▶ _Supplied information_:
— START —

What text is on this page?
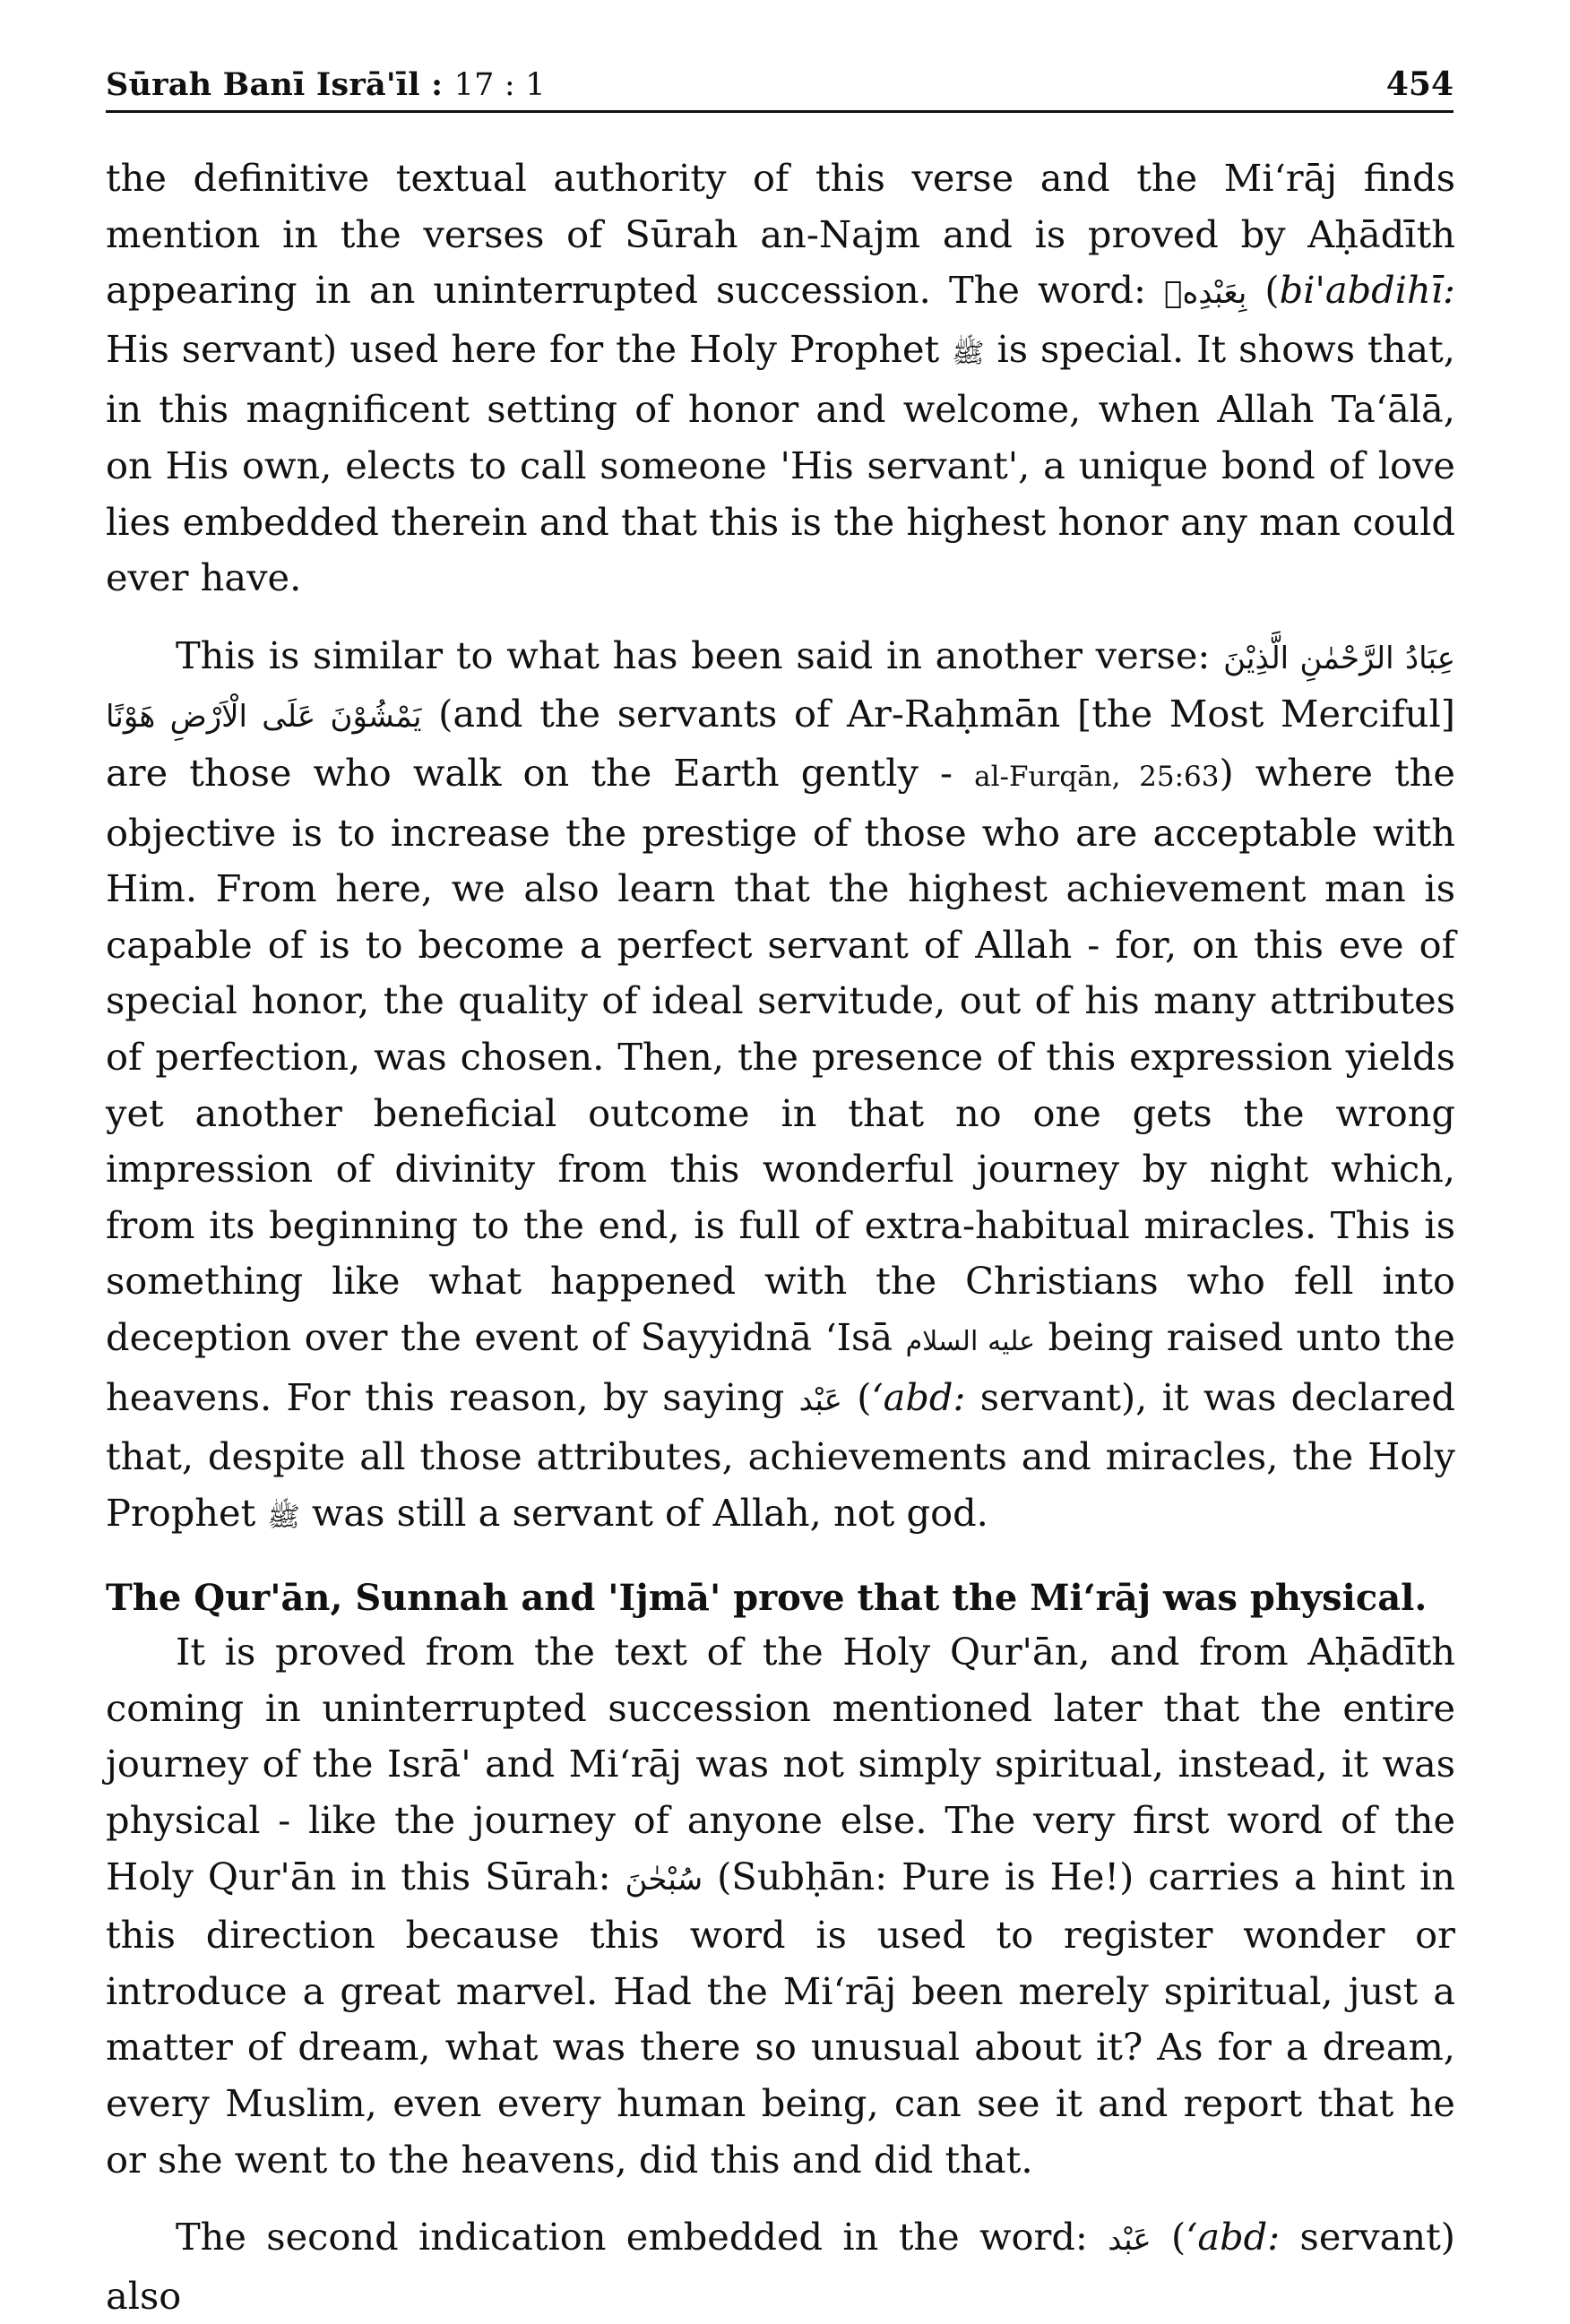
Sūrah Banī Isrā'īl : 17 : 1	454

the definitive textual authority of this verse and the Mi‘rāj finds mention in the verses of Sūrah an-Najm and is proved by Aḥādīth appearing in an uninterrupted succession. The word: بِعَبْدِهٖ (bi'abdihī: His servant) used here for the Holy Prophet ﷺ is special. It shows that, in this magnificent setting of honor and welcome, when Allah Ta‘ālā, on His own, elects to call someone 'His servant', a unique bond of love lies embedded therein and that this is the highest honor any man could ever have.

This is similar to what has been said in another verse: عِبَادُ الرَّحْمٰنِ الَّذِيْنَ يَمْشُوْنَ عَلَى الْاَرْضِ هَوْنًا (and the servants of Ar-Raḥmān [the Most Merciful] are those who walk on the Earth gently - al-Furqān, 25:63) where the objective is to increase the prestige of those who are acceptable with Him. From here, we also learn that the highest achievement man is capable of is to become a perfect servant of Allah - for, on this eve of special honor, the quality of ideal servitude, out of his many attributes of perfection, was chosen. Then, the presence of this expression yields yet another beneficial outcome in that no one gets the wrong impression of divinity from this wonderful journey by night which, from its beginning to the end, is full of extra-habitual miracles. This is something like what happened with the Christians who fell into deception over the event of Sayyidnā ‘Isā عليه السلام being raised unto the heavens. For this reason, by saying عَبْد (‘abd: servant), it was declared that, despite all those attributes, achievements and miracles, the Holy Prophet ﷺ was still a servant of Allah, not god.

The Qur'ān, Sunnah and 'Ijmā' prove that the Mi‘rāj was physical.

It is proved from the text of the Holy Qur'ān, and from Aḥādīth coming in uninterrupted succession mentioned later that the entire journey of the Isrā' and Mi‘rāj was not simply spiritual, instead, it was physical - like the journey of anyone else. The very first word of the Holy Qur'ān in this Sūrah: سُبْحٰنَ (Subḥān: Pure is He!) carries a hint in this direction because this word is used to register wonder or introduce a great marvel. Had the Mi‘rāj been merely spiritual, just a matter of dream, what was there so unusual about it? As for a dream, every Muslim, even every human being, can see it and report that he or she went to the heavens, did this and did that.

The second indication embedded in the word: عَبْد (‘abd: servant) also
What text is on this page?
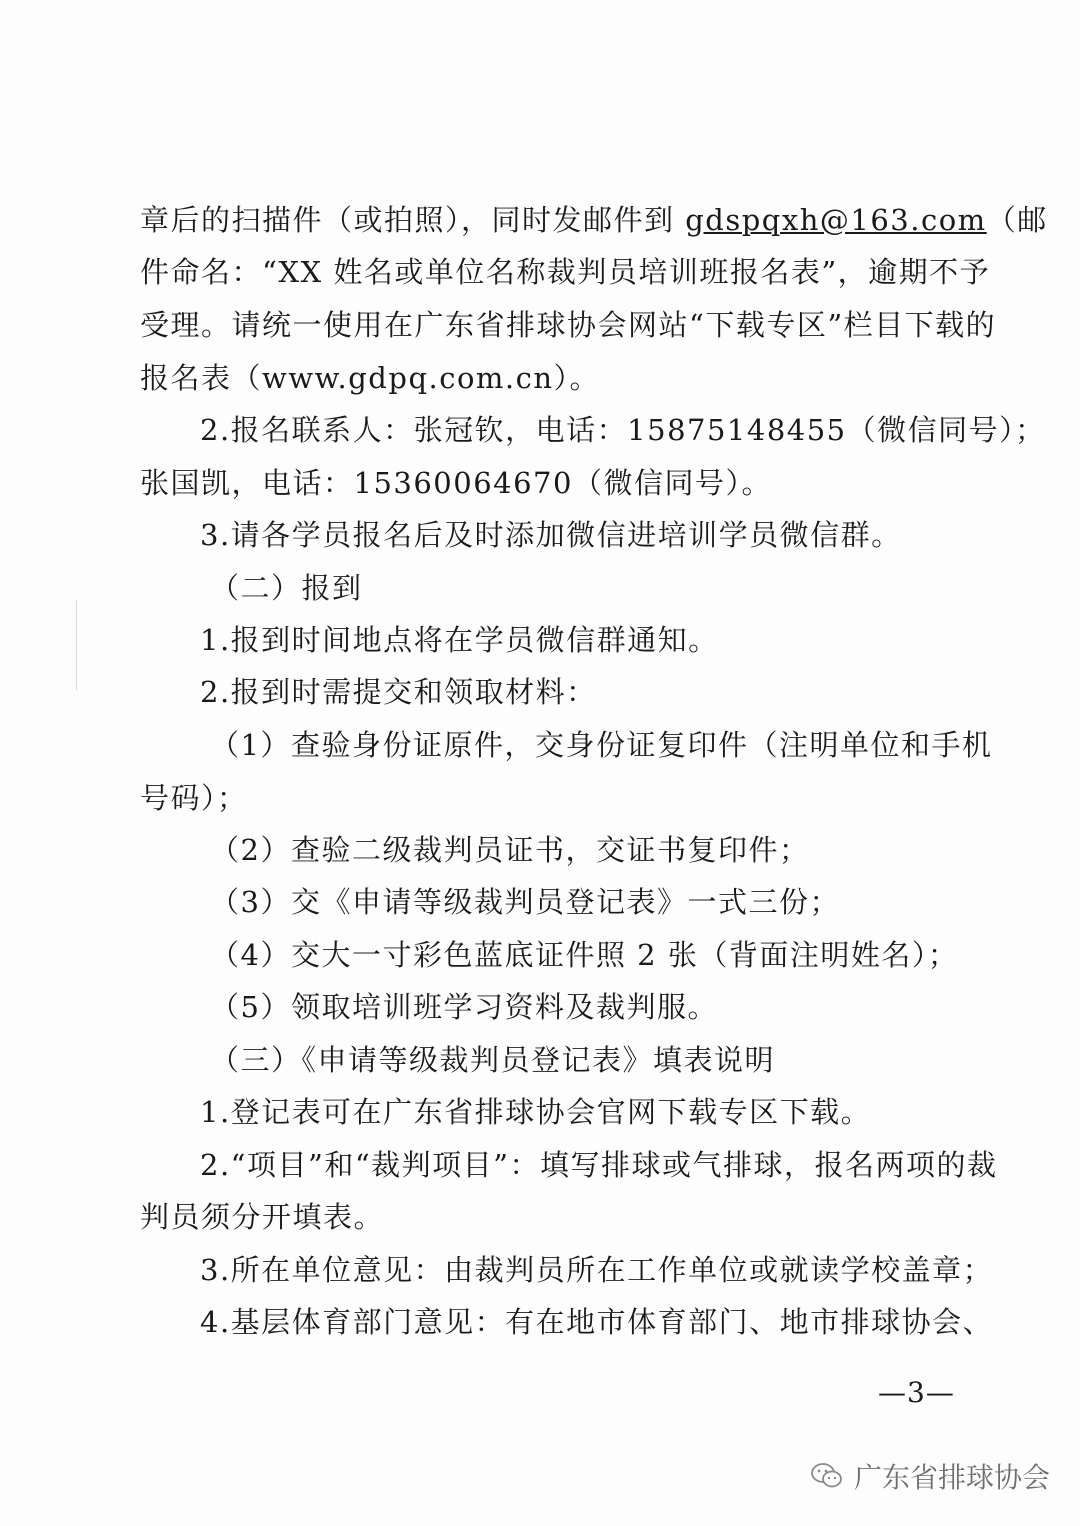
章后的扫描件（或拍照），同时发邮件到 gdspqxh@163.com（邮
件命名：“XX 姓名或单位名称裁判员培训班报名表”，逾期不予
受理。请统一使用在广东省排球协会网站“下载专区”栏目下载的
报名表（www.gdpq.com.cn）。
2.报名联系人：张冠钦，电话：15875148455（微信同号）；
张国凯，电话：15360064670（微信同号）。
3.请各学员报名后及时添加微信进培训学员微信群。
（二）报到
1.报到时间地点将在学员微信群通知。
2.报到时需提交和领取材料：
（1）查验身份证原件，交身份证复印件（注明单位和手机
号码）；
（2）查验二级裁判员证书，交证书复印件；
（3）交《申请等级裁判员登记表》一式三份；
（4）交大一寸彩色蓝底证件照 2 张（背面注明姓名）；
（5）领取培训班学习资料及裁判服。
（三）《申请等级裁判员登记表》填表说明
1.登记表可在广东省排球协会官网下载专区下载。
2.“项目”和“裁判项目”：填写排球或气排球，报名两项的裁
判员须分开填表。
3.所在单位意见：由裁判员所在工作单位或就读学校盖章；
4.基层体育部门意见：有在地市体育部门、地市排球协会、
—3—
广东省排球协会
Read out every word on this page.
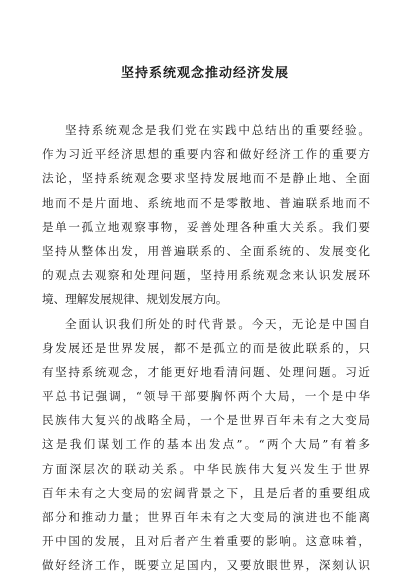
坚持系统观念推动经济发展
坚持系统观念是我们党在实践中总结出的重要经验。
作为习近平经济思想的重要内容和做好经济工作的重要方
法论，坚持系统观念要求坚持发展地而不是静止地、全面
地而不是片面地、系统地而不是零散地、普遍联系地而不
是单一孤立地观察事物，妥善处理各种重大关系。我们要
坚持从整体出发，用普遍联系的、全面系统的、发展变化
的观点去观察和处理问题，坚持用系统观念来认识发展环
境、理解发展规律、规划发展方向。
全面认识我们所处的时代背景。今天，无论是中国自
身发展还是世界发展，都不是孤立的而是彼此联系的，只
有坚持系统观念，才能更好地看清问题、处理问题。习近
平总书记强调，“领导干部要胸怀两个大局，一个是中华
民族伟大复兴的战略全局，一个是世界百年未有之大变局
这是我们谋划工作的基本出发点”。“两个大局”有着多
方面深层次的联动关系。中华民族伟大复兴发生于世界
百年未有之大变局的宏阔背景之下，且是后者的重要组成
部分和推动力量；世界百年未有之大变局的演进也不能离
开中国的发展，且对后者产生着重要的影响。这意味着，
做好经济工作，既要立足国内，又要放眼世界，深刻认识
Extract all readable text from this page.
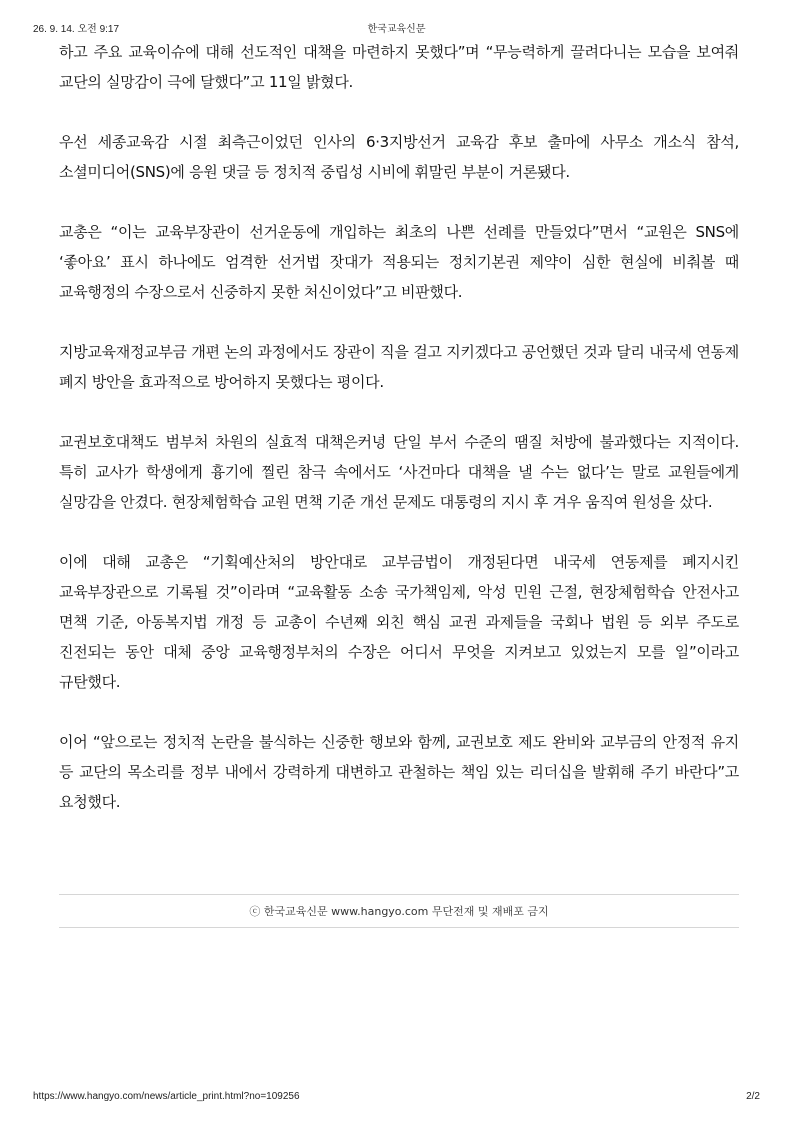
26. 9. 14. 오전 9:17	한국교육신문

하고 주요 교육이슈에 대해 선도적인 대책을 마련하지 못했다”며 “무능력하게 끌려다니는 모습을 보여줘 교단의 실망감이 극에 달했다”고 11일 밝혔다.

우선 세종교육감 시절 최측근이었던 인사의 6·3지방선거 교육감 후보 출마에 사무소 개소식 참석, 소셜미디어(SNS)에 응원 댓글 등 정치적 중립성 시비에 휘말린 부분이 거론됐다.

교총은 “이는 교육부장관이 선거운동에 개입하는 최초의 나쁜 선례를 만들었다”면서 “교원은 SNS에 ‘좋아요’ 표시 하나에도 엄격한 선거법 잣대가 적용되는 정치기본권 제약이 심한 현실에 비춰볼 때 교육행정의 수장으로서 신중하지 못한 처신이었다”고 비판했다.

지방교육재정교부금 개편 논의 과정에서도 장관이 직을 걸고 지키겠다고 공언했던 것과 달리 내국세 연동제 폐지 방안을 효과적으로 방어하지 못했다는 평이다.

교권보호대책도 범부처 차원의 실효적 대책은커녕 단일 부서 수준의 땜질 처방에 불과했다는 지적이다. 특히 교사가 학생에게 흉기에 찔린 참극 속에서도 ‘사건마다 대책을 낼 수는 없다’는 말로 교원들에게 실망감을 안겼다. 현장체험학습 교원 면책 기준 개선 문제도 대통령의 지시 후 겨우 움직여 원성을 샀다.

이에 대해 교총은 “기획예산처의 방안대로 교부금법이 개정된다면 내국세 연동제를 폐지시킨 교육부장관으로 기록될 것”이라며 “교육활동 소송 국가책임제, 악성 민원 근절, 현장체험학습 안전사고 면책 기준, 아동복지법 개정 등 교총이 수년째 외친 핵심 교권 과제들을 국회나 법원 등 외부 주도로 진전되는 동안 대체 중앙 교육행정부처의 수장은 어디서 무엇을 지켜보고 있었는지 모를 일”이라고 규탄했다.

이어 “앞으로는 정치적 논란을 불식하는 신중한 행보와 함께, 교권보호 제도 완비와 교부금의 안정적 유지 등 교단의 목소리를 정부 내에서 강력하게 대변하고 관철하는 책임 있는 리더십을 발휘해 주기 바란다”고 요청했다.

ⓒ 한국교육신문 www.hangyo.com 무단전재 및 재배포 금지
https://www.hangyo.com/news/article_print.html?no=109256	2/2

— END —

▶ _The exercise_: Using the records given above, list every line that includes the word "微信同号".

▶ _Exercise answer_:
2.报名联系人：张冠钦，电话：15875148455（微信同号）；
张国凯，电话：15360064670（微信同号）。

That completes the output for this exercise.